-- Recorded data start --

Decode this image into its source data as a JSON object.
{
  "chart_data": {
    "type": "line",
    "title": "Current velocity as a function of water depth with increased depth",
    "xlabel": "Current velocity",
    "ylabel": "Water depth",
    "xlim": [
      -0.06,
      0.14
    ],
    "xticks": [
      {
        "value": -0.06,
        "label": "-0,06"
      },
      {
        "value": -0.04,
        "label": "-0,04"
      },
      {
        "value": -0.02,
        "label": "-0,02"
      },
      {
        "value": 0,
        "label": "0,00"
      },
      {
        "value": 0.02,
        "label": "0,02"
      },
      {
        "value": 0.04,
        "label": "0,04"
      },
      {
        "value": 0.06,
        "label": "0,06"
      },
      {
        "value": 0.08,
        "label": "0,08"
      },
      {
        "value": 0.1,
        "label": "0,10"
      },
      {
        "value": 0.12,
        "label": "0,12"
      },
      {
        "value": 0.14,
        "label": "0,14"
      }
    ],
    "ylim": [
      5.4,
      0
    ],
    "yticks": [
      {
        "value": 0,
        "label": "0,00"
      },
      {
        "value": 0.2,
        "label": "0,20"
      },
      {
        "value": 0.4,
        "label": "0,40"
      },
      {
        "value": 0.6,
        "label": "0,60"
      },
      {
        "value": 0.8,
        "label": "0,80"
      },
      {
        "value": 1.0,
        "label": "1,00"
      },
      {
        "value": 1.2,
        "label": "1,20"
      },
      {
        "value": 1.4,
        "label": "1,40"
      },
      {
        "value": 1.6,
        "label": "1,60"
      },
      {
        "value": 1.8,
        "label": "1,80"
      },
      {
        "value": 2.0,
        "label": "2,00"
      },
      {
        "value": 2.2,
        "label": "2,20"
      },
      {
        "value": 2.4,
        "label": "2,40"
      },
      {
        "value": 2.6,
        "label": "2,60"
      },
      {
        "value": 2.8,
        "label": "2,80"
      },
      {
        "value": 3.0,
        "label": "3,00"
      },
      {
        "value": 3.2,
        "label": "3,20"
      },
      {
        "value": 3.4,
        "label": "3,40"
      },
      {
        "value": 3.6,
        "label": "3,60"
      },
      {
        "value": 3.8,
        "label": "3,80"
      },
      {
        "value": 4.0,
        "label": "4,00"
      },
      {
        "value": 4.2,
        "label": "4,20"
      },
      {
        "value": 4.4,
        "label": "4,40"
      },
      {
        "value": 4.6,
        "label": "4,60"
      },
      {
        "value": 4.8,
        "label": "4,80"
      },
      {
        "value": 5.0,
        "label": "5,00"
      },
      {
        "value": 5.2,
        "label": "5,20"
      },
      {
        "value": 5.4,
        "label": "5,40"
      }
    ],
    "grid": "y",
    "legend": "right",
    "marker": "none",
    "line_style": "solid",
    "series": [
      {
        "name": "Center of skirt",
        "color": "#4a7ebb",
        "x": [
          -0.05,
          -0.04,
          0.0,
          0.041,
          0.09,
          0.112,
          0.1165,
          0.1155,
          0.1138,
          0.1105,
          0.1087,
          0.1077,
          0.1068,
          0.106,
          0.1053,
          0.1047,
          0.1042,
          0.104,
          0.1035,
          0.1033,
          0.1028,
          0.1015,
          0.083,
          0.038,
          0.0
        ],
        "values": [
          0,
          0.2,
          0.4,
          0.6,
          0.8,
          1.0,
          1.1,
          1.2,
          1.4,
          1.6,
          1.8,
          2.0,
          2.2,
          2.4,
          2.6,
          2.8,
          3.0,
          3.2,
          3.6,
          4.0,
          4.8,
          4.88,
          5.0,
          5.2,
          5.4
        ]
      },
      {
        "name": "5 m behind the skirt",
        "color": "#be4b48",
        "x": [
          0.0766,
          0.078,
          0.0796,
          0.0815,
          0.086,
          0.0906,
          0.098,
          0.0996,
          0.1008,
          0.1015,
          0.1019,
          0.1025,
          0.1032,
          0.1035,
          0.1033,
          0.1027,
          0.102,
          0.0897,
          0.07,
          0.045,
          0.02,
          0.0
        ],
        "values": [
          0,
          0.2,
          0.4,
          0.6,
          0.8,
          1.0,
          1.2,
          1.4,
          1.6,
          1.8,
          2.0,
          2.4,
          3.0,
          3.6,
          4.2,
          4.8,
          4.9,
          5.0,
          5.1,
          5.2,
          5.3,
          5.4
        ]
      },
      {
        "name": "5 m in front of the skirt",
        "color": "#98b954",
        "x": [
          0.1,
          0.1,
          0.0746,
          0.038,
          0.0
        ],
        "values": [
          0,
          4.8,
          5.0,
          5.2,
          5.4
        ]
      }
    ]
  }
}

-- Recorded data end --

• Problem to solve
Repeat the listing above without any change.

• Reply to the task
Decode this image into its source data as a JSON object.
{
  "chart_data": {
    "type": "line",
    "title": "Current velocity as a function of water depth with increased depth",
    "xlabel": "Current velocity",
    "ylabel": "Water depth",
    "xlim": [
      -0.06,
      0.14
    ],
    "xticks": [
      {
        "value": -0.06,
        "label": "-0,06"
      },
      {
        "value": -0.04,
        "label": "-0,04"
      },
      {
        "value": -0.02,
        "label": "-0,02"
      },
      {
        "value": 0,
        "label": "0,00"
      },
      {
        "value": 0.02,
        "label": "0,02"
      },
      {
        "value": 0.04,
        "label": "0,04"
      },
      {
        "value": 0.06,
        "label": "0,06"
      },
      {
        "value": 0.08,
        "label": "0,08"
      },
      {
        "value": 0.1,
        "label": "0,10"
      },
      {
        "value": 0.12,
        "label": "0,12"
      },
      {
        "value": 0.14,
        "label": "0,14"
      }
    ],
    "ylim": [
      5.4,
      0
    ],
    "yticks": [
      {
        "value": 0,
        "label": "0,00"
      },
      {
        "value": 0.2,
        "label": "0,20"
      },
      {
        "value": 0.4,
        "label": "0,40"
      },
      {
        "value": 0.6,
        "label": "0,60"
      },
      {
        "value": 0.8,
        "label": "0,80"
      },
      {
        "value": 1.0,
        "label": "1,00"
      },
      {
        "value": 1.2,
        "label": "1,20"
      },
      {
        "value": 1.4,
        "label": "1,40"
      },
      {
        "value": 1.6,
        "label": "1,60"
      },
      {
        "value": 1.8,
        "label": "1,80"
      },
      {
        "value": 2.0,
        "label": "2,00"
      },
      {
        "value": 2.2,
        "label": "2,20"
      },
      {
        "value": 2.4,
        "label": "2,40"
      },
      {
        "value": 2.6,
        "label": "2,60"
      },
      {
        "value": 2.8,
        "label": "2,80"
      },
      {
        "value": 3.0,
        "label": "3,00"
      },
      {
        "value": 3.2,
        "label": "3,20"
      },
      {
        "value": 3.4,
        "label": "3,40"
      },
      {
        "value": 3.6,
        "label": "3,60"
      },
      {
        "value": 3.8,
        "label": "3,80"
      },
      {
        "value": 4.0,
        "label": "4,00"
      },
      {
        "value": 4.2,
        "label": "4,20"
      },
      {
        "value": 4.4,
        "label": "4,40"
      },
      {
        "value": 4.6,
        "label": "4,60"
      },
      {
        "value": 4.8,
        "label": "4,80"
      },
      {
        "value": 5.0,
        "label": "5,00"
      },
      {
        "value": 5.2,
        "label": "5,20"
      },
      {
        "value": 5.4,
        "label": "5,40"
      }
    ],
    "grid": "y",
    "legend": "right",
    "marker": "none",
    "line_style": "solid",
    "series": [
      {
        "name": "Center of skirt",
        "color": "#4a7ebb",
        "x": [
          -0.05,
          -0.04,
          0.0,
          0.041,
          0.09,
          0.112,
          0.1165,
          0.1155,
          0.1138,
          0.1105,
          0.1087,
          0.1077,
          0.1068,
          0.106,
          0.1053,
          0.1047,
          0.1042,
          0.104,
          0.1035,
          0.1033,
          0.1028,
          0.1015,
          0.083,
          0.038,
          0.0
        ],
        "values": [
          0,
          0.2,
          0.4,
          0.6,
          0.8,
          1.0,
          1.1,
          1.2,
          1.4,
          1.6,
          1.8,
          2.0,
          2.2,
          2.4,
          2.6,
          2.8,
          3.0,
          3.2,
          3.6,
          4.0,
          4.8,
          4.88,
          5.0,
          5.2,
          5.4
        ]
      },
      {
        "name": "5 m behind the skirt",
        "color": "#be4b48",
        "x": [
          0.0766,
          0.078,
          0.0796,
          0.0815,
          0.086,
          0.0906,
          0.098,
          0.0996,
          0.1008,
          0.1015,
          0.1019,
          0.1025,
          0.1032,
          0.1035,
          0.1033,
          0.1027,
          0.102,
          0.0897,
          0.07,
          0.045,
          0.02,
          0.0
        ],
        "values": [
          0,
          0.2,
          0.4,
          0.6,
          0.8,
          1.0,
          1.2,
          1.4,
          1.6,
          1.8,
          2.0,
          2.4,
          3.0,
          3.6,
          4.2,
          4.8,
          4.9,
          5.0,
          5.1,
          5.2,
          5.3,
          5.4
        ]
      },
      {
        "name": "5 m in front of the skirt",
        "color": "#98b954",
        "x": [
          0.1,
          0.1,
          0.0746,
          0.038,
          0.0
        ],
        "values": [
          0,
          4.8,
          5.0,
          5.2,
          5.4
        ]
      }
    ]
  }
}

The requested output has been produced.